- MATERIAL FOR THIS TASK:
%%
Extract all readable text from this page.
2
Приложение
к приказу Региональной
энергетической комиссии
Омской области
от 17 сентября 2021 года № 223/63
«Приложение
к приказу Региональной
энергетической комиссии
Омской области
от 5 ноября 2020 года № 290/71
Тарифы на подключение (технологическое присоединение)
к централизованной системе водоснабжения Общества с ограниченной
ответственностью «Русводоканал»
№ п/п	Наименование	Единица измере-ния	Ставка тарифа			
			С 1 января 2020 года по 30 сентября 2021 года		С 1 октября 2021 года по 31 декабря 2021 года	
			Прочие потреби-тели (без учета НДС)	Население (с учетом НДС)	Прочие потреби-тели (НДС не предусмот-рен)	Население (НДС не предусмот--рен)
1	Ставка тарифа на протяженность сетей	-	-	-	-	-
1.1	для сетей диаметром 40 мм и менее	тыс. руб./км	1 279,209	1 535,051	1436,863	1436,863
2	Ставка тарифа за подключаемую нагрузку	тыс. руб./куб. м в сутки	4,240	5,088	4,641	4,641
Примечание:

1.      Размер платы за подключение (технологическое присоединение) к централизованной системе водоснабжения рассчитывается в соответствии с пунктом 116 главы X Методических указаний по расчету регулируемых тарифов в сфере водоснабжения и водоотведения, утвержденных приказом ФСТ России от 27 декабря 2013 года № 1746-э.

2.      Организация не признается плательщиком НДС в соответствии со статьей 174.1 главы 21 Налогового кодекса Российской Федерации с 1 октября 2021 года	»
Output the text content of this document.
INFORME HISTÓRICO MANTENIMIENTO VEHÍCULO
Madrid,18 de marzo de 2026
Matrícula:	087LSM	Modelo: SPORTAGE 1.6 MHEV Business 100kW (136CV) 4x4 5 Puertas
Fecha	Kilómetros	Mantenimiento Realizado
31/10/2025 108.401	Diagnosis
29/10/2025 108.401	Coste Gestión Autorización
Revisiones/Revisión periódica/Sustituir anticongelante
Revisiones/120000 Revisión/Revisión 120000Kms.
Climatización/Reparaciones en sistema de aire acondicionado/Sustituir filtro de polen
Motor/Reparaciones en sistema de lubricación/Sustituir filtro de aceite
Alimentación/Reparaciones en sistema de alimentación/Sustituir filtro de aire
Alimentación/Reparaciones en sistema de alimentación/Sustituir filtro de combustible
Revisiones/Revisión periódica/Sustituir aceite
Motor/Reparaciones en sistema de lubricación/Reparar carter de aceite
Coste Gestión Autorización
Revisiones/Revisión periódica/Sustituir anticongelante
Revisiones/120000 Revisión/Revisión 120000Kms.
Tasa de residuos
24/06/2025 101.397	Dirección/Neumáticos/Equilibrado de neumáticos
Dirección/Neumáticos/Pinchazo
%%
- AIM: Look through the entries above; copy every line holding the string "технологическое".

- RESPONSE:
Тарифы на подключение (технологическое присоединение)
1.      Размер платы за подключение (технологическое присоединение) к централизованной системе водоснабжения рассчитывается в соответствии с пунктом 116 главы X Методических указаний по расчету регулируемых тарифов в сфере водоснабжения и водоотведения, утвержденных приказом ФСТ России от 27 декабря 2013 года № 1746-э.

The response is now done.